### Task goal
Exactly reproduce each entry, leaving out nothing.

### Data provided
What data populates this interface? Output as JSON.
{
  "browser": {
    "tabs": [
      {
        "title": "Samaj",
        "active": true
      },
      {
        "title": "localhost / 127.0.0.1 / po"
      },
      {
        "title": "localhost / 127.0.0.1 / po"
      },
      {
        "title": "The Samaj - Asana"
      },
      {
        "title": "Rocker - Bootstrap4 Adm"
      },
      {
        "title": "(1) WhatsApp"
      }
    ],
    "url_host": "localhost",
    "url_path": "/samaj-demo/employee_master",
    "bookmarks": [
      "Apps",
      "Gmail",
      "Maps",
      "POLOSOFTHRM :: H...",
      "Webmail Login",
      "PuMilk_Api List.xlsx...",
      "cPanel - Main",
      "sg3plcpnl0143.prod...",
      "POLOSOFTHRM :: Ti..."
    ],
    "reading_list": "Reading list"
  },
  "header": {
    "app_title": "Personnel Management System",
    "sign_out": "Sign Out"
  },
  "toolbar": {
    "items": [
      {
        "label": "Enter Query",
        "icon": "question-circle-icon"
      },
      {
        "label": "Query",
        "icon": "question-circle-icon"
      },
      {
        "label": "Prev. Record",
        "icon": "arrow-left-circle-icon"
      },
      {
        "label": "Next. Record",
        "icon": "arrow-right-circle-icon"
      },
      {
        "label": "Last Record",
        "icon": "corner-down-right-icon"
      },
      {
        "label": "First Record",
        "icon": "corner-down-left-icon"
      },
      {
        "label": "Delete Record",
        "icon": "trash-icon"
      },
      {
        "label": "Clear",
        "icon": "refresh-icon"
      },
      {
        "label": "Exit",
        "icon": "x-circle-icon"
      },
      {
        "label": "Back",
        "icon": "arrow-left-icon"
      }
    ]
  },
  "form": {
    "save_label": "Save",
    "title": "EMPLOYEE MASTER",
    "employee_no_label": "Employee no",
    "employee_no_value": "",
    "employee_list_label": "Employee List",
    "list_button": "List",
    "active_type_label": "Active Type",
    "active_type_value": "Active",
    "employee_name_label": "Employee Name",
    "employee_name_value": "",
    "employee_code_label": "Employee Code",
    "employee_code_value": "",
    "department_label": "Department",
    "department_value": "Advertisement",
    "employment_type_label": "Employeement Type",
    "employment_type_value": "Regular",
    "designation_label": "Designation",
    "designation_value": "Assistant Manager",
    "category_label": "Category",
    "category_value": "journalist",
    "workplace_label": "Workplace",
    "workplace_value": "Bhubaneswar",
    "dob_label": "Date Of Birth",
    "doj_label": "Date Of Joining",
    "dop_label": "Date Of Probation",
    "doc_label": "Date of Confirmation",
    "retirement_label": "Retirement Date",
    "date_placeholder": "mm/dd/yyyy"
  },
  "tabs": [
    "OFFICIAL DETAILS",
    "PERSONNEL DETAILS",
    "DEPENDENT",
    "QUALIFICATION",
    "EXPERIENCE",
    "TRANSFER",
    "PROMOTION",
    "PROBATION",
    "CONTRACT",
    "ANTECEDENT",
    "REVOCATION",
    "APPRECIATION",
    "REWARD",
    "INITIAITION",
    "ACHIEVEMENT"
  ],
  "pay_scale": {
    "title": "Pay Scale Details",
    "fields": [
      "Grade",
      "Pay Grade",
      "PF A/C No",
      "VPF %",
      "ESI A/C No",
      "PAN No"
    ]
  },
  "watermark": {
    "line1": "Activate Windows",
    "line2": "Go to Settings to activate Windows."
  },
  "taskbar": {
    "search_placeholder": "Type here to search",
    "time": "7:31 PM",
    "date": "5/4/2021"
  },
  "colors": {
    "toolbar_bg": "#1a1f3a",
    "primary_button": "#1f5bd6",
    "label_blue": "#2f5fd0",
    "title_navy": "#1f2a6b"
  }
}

### Task output
What data populates this interface? Output as JSON.
{
  "browser": {
    "tabs": [
      {
        "title": "Samaj",
        "active": true
      },
      {
        "title": "localhost / 127.0.0.1 / po"
      },
      {
        "title": "localhost / 127.0.0.1 / po"
      },
      {
        "title": "The Samaj - Asana"
      },
      {
        "title": "Rocker - Bootstrap4 Adm"
      },
      {
        "title": "(1) WhatsApp"
      }
    ],
    "url_host": "localhost",
    "url_path": "/samaj-demo/employee_master",
    "bookmarks": [
      "Apps",
      "Gmail",
      "Maps",
      "POLOSOFTHRM :: H...",
      "Webmail Login",
      "PuMilk_Api List.xlsx...",
      "cPanel - Main",
      "sg3plcpnl0143.prod...",
      "POLOSOFTHRM :: Ti..."
    ],
    "reading_list": "Reading list"
  },
  "header": {
    "app_title": "Personnel Management System",
    "sign_out": "Sign Out"
  },
  "toolbar": {
    "items": [
      {
        "label": "Enter Query",
        "icon": "question-circle-icon"
      },
      {
        "label": "Query",
        "icon": "question-circle-icon"
      },
      {
        "label": "Prev. Record",
        "icon": "arrow-left-circle-icon"
      },
      {
        "label": "Next. Record",
        "icon": "arrow-right-circle-icon"
      },
      {
        "label": "Last Record",
        "icon": "corner-down-right-icon"
      },
      {
        "label": "First Record",
        "icon": "corner-down-left-icon"
      },
      {
        "label": "Delete Record",
        "icon": "trash-icon"
      },
      {
        "label": "Clear",
        "icon": "refresh-icon"
      },
      {
        "label": "Exit",
        "icon": "x-circle-icon"
      },
      {
        "label": "Back",
        "icon": "arrow-left-icon"
      }
    ]
  },
  "form": {
    "save_label": "Save",
    "title": "EMPLOYEE MASTER",
    "employee_no_label": "Employee no",
    "employee_no_value": "",
    "employee_list_label": "Employee List",
    "list_button": "List",
    "active_type_label": "Active Type",
    "active_type_value": "Active",
    "employee_name_label": "Employee Name",
    "employee_name_value": "",
    "employee_code_label": "Employee Code",
    "employee_code_value": "",
    "department_label": "Department",
    "department_value": "Advertisement",
    "employment_type_label": "Employeement Type",
    "employment_type_value": "Regular",
    "designation_label": "Designation",
    "designation_value": "Assistant Manager",
    "category_label": "Category",
    "category_value": "journalist",
    "workplace_label": "Workplace",
    "workplace_value": "Bhubaneswar",
    "dob_label": "Date Of Birth",
    "doj_label": "Date Of Joining",
    "dop_label": "Date Of Probation",
    "doc_label": "Date of Confirmation",
    "retirement_label": "Retirement Date",
    "date_placeholder": "mm/dd/yyyy"
  },
  "tabs": [
    "OFFICIAL DETAILS",
    "PERSONNEL DETAILS",
    "DEPENDENT",
    "QUALIFICATION",
    "EXPERIENCE",
    "TRANSFER",
    "PROMOTION",
    "PROBATION",
    "CONTRACT",
    "ANTECEDENT",
    "REVOCATION",
    "APPRECIATION",
    "REWARD",
    "INITIAITION",
    "ACHIEVEMENT"
  ],
  "pay_scale": {
    "title": "Pay Scale Details",
    "fields": [
      "Grade",
      "Pay Grade",
      "PF A/C No",
      "VPF %",
      "ESI A/C No",
      "PAN No"
    ]
  },
  "watermark": {
    "line1": "Activate Windows",
    "line2": "Go to Settings to activate Windows."
  },
  "taskbar": {
    "search_placeholder": "Type here to search",
    "time": "7:31 PM",
    "date": "5/4/2021"
  },
  "colors": {
    "toolbar_bg": "#1a1f3a",
    "primary_button": "#1f5bd6",
    "label_blue": "#2f5fd0",
    "title_navy": "#1f2a6b"
  }
}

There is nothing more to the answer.